Use of an Artificial Neural Network for the Prediction of Urine Culture Positivity from Urine Dipstick in Children

Session Information

Category: Pediatric Nephrology

  • 1700 Pediatric Nephrology

Authors

  • Feber, Janusz, Children's Hospital of East Ontario, Ottawa, Ontario, Canada
  • Blasutig, Ivan, Eastern Ontario Regional Laboratory Association, Ottawa, Ontario, Canada
Background

Urine dipstick results are important for clinical decision making regarding the presence or absence of urinary tract infections. The aim of the study was to analyse the performance of artificial neural network (ANN) in the prediction of positive urine culture from an automated urine dipstick test.

Methods

We retrospectively analysed all available automated urine dipstick (UD) and urine cultures (UCULT) tests performed at our institution over 2-year period (2015-2017). The final dataset (after merging and cleaning) consisted of 5912 complete UD and UCULT performed on the same date and time. Predictors of UCULT included: age, gender, and all UD results: glucose, ketones, specific gravity, blood, pH, protein, nitrates and leukocytes.

• • • •

Work item A —
Answer these about the urine dipstick abstract:
(i) Which category is the session listed under?
(ii) Which organization is Ivan Blasutig affiliated with?
(iii) How many complete UD and UCULT tests made up the final dataset?
Work item B —
Can you take the abstract on predicting urine culture positivity further, starting after its last sentence?
The records are not needed for anything here.

• • • •

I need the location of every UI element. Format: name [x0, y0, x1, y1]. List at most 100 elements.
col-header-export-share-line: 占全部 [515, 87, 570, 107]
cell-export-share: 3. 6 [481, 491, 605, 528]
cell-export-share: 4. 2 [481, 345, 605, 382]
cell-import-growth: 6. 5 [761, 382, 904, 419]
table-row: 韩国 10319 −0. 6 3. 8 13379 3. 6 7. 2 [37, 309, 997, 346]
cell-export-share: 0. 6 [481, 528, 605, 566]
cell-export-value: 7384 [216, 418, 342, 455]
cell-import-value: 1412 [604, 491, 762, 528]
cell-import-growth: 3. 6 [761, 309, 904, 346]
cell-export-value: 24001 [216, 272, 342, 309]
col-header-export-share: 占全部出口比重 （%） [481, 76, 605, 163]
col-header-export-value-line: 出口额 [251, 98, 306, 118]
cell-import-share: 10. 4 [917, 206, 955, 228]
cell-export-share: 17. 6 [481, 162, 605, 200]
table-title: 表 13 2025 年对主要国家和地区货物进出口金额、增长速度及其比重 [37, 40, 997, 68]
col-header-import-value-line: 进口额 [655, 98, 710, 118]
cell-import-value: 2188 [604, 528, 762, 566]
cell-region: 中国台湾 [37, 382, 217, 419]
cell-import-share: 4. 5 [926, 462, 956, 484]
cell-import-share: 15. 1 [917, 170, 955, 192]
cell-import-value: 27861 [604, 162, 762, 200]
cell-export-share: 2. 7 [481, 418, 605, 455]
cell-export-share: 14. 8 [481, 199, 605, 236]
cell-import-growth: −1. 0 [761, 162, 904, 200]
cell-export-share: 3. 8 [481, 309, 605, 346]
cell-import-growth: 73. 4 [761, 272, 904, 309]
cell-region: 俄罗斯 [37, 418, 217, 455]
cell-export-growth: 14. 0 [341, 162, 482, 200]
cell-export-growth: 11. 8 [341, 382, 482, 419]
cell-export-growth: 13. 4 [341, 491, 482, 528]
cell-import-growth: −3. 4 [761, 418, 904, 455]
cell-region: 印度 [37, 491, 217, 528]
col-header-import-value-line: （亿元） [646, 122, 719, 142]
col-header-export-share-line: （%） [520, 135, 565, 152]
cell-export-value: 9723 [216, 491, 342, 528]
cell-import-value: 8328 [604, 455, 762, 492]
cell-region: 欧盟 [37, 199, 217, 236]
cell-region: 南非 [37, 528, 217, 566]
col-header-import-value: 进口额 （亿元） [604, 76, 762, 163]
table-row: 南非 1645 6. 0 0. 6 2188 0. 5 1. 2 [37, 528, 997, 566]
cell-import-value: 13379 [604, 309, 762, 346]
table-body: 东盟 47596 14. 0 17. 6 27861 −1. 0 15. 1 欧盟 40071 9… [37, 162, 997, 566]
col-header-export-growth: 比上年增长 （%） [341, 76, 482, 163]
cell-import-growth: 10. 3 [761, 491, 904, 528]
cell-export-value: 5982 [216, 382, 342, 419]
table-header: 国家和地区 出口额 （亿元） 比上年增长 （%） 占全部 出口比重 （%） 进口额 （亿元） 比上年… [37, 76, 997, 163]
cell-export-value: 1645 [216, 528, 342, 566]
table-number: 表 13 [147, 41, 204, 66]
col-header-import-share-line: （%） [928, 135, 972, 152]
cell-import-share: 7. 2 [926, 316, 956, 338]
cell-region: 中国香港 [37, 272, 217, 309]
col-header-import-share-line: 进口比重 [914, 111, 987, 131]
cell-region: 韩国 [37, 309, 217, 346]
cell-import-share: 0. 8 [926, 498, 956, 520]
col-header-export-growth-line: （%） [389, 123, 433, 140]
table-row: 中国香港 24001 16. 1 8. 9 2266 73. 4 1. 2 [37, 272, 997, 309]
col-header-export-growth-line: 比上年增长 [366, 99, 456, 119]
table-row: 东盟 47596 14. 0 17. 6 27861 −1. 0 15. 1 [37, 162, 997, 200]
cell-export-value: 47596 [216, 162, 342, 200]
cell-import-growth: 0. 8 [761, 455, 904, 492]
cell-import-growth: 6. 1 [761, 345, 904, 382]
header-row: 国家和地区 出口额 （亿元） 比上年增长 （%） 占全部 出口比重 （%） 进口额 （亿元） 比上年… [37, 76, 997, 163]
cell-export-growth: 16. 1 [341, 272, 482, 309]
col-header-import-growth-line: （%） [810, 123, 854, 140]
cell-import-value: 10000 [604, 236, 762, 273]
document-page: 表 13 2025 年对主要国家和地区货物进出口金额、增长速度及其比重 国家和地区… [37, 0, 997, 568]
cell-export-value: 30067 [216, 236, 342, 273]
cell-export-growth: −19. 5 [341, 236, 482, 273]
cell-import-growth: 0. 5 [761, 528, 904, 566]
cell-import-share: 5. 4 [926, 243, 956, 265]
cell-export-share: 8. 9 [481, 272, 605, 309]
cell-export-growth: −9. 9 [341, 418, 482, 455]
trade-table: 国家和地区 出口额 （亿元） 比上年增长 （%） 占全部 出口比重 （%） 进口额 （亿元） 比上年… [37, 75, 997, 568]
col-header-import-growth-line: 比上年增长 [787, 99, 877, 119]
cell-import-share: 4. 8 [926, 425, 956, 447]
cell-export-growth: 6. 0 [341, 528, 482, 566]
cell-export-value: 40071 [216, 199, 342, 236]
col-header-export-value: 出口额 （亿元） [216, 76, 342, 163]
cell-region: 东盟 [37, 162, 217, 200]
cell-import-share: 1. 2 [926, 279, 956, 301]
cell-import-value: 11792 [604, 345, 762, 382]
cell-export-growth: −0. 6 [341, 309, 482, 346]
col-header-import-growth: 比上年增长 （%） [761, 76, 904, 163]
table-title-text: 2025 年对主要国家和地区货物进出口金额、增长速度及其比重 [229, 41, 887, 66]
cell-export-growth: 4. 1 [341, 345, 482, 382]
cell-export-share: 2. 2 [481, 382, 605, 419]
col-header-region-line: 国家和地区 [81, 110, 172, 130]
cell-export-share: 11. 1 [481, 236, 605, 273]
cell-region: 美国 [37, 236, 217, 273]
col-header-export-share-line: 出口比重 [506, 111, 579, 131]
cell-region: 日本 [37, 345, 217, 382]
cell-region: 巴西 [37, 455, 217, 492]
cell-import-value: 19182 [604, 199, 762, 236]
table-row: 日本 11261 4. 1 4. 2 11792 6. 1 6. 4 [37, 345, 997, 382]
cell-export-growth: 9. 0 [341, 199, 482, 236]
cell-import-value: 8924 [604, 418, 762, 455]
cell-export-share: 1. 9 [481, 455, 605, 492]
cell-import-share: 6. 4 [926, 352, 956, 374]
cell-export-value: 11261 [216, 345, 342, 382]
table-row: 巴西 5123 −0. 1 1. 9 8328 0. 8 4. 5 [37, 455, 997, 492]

• • • •

Exercise answer A —
(i) Pediatric Nephrology
(ii) Eastern Ontario Regional Laboratory Association
(iii) 5912

Exercise answer B —
ANN model (sequential, feedforward with backpropagation) consisted of 30 neurons in 2 hidden layers (Tensorflow Keras). Data samples (n=5912) were randomly divided into training (70%) and validation set (30%). ANN prediction probabilities thresholds for positive UCULT results were set to 0.5 (ANN05) and 0.3 (ANN03). The performance of both ANN models was assessed by accuracy scores, sensitivity, specificity, positive and negative predictive value (PPV, NPV).

Results

Out of 1773 children (aged 4.3 ±5.3 years) in the validation set, 449 had a positive UCULT. ANN05 correctly predicted 1272 negative + 254 positive UCULT; with ANN03 the prediction was: 1229 negative + 289 positive UCULT.
The mean accuracy of both ANN05 and ANN03 models was 86% (95% CI = 84-88%). Sensitivity and specificity of ANN05 was 0.57 and 0.96 with PPV of 0.83 and NPV of 0.87. The corresponding numbers for the ANN03 model were: 0.64, 0.93, 0.75, and 0.89. The four most important UD variables for prediction of UCULT were: leukocytes, blood, nitrates and protein.

Conclusion

ANN predicted positive urine cultures from a simple urine dipstick (without urine microscopy) with 84-88% accuracy, PPV of 75-83% and NPV of 87-89%. ANN-powered automated urine dipstick lab prediction of positive urine cultures can be considered to facilitate clinical decision making.